_Exercise description_
What you return should match every record exactly, with the images removed.

_Figure data in JSON_
━━━━━━━━

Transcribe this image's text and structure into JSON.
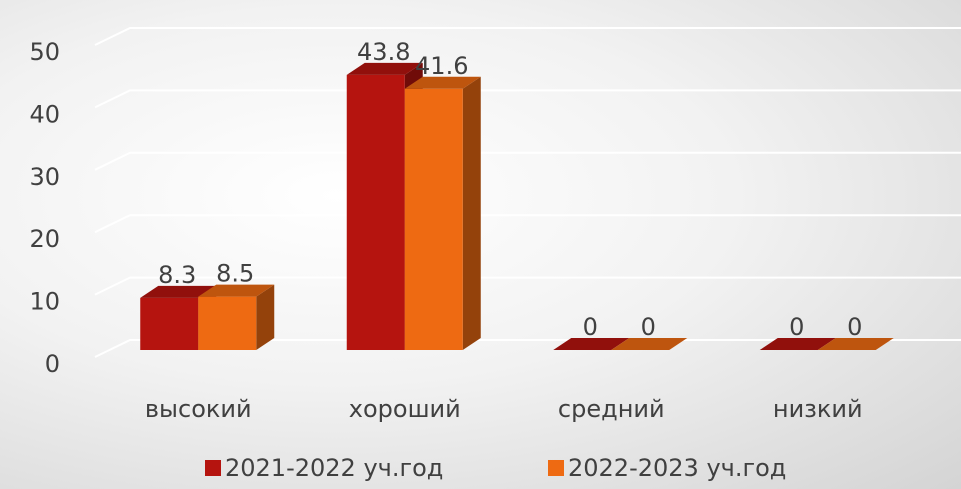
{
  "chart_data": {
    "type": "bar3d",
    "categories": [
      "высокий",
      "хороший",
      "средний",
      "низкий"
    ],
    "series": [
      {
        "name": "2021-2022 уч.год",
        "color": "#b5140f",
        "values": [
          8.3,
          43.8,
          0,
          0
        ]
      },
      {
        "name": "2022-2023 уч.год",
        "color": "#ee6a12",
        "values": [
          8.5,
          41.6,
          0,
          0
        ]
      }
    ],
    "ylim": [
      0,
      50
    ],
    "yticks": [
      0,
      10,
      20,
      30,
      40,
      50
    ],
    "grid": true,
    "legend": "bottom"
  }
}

━━━━━━━━

_Task solution_
Transcribe this image's text and structure into JSON.
{
  "chart_data": {
    "type": "bar3d",
    "categories": [
      "высокий",
      "хороший",
      "средний",
      "низкий"
    ],
    "series": [
      {
        "name": "2021-2022 уч.год",
        "color": "#b5140f",
        "values": [
          8.3,
          43.8,
          0,
          0
        ]
      },
      {
        "name": "2022-2023 уч.год",
        "color": "#ee6a12",
        "values": [
          8.5,
          41.6,
          0,
          0
        ]
      }
    ],
    "ylim": [
      0,
      50
    ],
    "yticks": [
      0,
      10,
      20,
      30,
      40,
      50
    ],
    "grid": true,
    "legend": "bottom"
  }
}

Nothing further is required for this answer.